## EXERCISE
Output every entry exactly as written, but omit the pictures.
** Begin **
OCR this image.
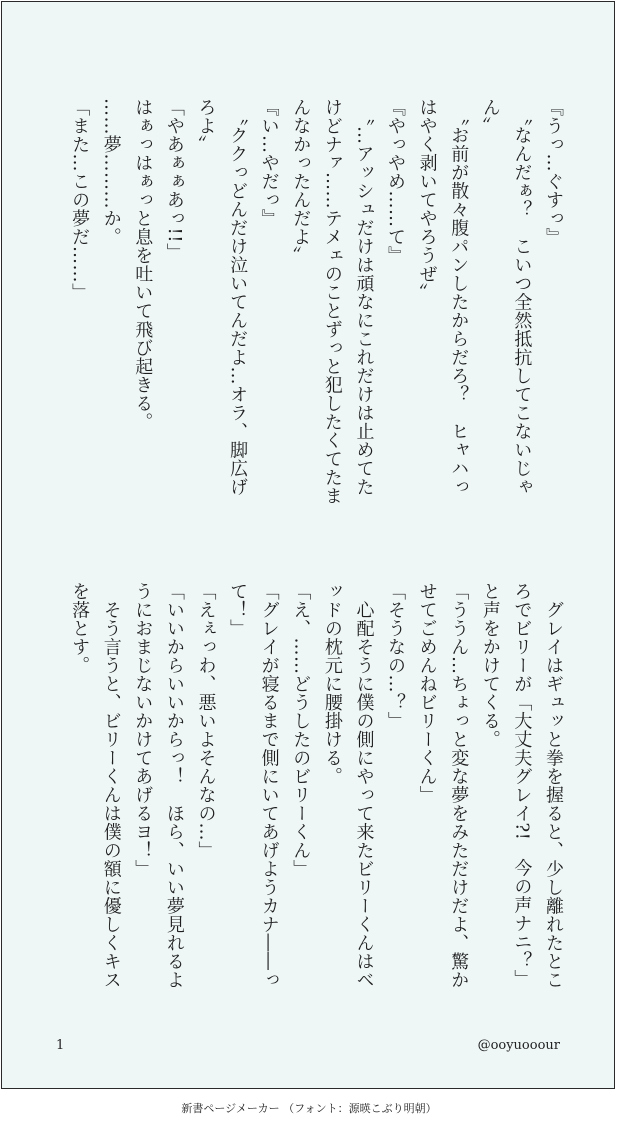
『うっ…ぐすっ』
　〝なんだぁ？　こいつ全然抵抗してこないじゃ
ん〟
　〝お前が散々腹パンしたからだろ？　ヒャハっ
はやく剥いてやろうぜ〟
『やっやめ……て』
　〝…アッシュだけは頑なにこれだけは止めてた
けどナァ……テメェのことずっと犯したくてたま
んなかったんだよ〟
『い…やだっ』
　〝ククっどんだけ泣いてんだよ…オラ、脚広げ
ろよ〟
「やあぁぁあっ!!」
はぁっはぁっと息を吐いて飛び起きる。
……夢………か。
「また…この夢だ……」
　グレイはギュッと拳を握ると、少し離れたとこ
ろでビリーが「大丈夫グレイ?!　今の声ナニ？」
と声をかけてくる。
「ううん…ちょっと変な夢をみただけだよ、驚か
せてごめんねビリーくん」
「そうなの…？」
　心配そうに僕の側にやって来たビリーくんはベ
ッドの枕元に腰掛ける。
「え、……どうしたのビリーくん」
「グレイが寝るまで側にいてあげようカナ――っ
て！」
「えぇっわ、悪いよそんなの…」
「いいからいいからっ！　ほら、いい夢見れるよ
うにおまじないかけてあげるヨ！」
　そう言うと、ビリーくんは僕の額に優しくキス
を落とす。
1	@ooyuooour
新書ページメーカー （フォント：源暎こぶり明朝）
** End **
## WRITTEN ANSWER
OCR this image.
『うっ…ぐすっ』
　〝なんだぁ？　こいつ全然抵抗してこないじゃ
ん〟
　〝お前が散々腹パンしたからだろ？　ヒャハっ
はやく剥いてやろうぜ〟
『やっやめ……て』
　〝…アッシュだけは頑なにこれだけは止めてた
けどナァ……テメェのことずっと犯したくてたま
んなかったんだよ〟
『い…やだっ』
　〝ククっどんだけ泣いてんだよ…オラ、脚広げ
ろよ〟
「やあぁぁあっ!!」
はぁっはぁっと息を吐いて飛び起きる。
……夢………か。
「また…この夢だ……」
　グレイはギュッと拳を握ると、少し離れたとこ
ろでビリーが「大丈夫グレイ?!　今の声ナニ？」
と声をかけてくる。
「ううん…ちょっと変な夢をみただけだよ、驚か
せてごめんねビリーくん」
「そうなの…？」
　心配そうに僕の側にやって来たビリーくんはベ
ッドの枕元に腰掛ける。
「え、……どうしたのビリーくん」
「グレイが寝るまで側にいてあげようカナ――っ
て！」
「えぇっわ、悪いよそんなの…」
「いいからいいからっ！　ほら、いい夢見れるよ
うにおまじないかけてあげるヨ！」
　そう言うと、ビリーくんは僕の額に優しくキス
を落とす。
1	@ooyuooour
新書ページメーカー （フォント：源暎こぶり明朝）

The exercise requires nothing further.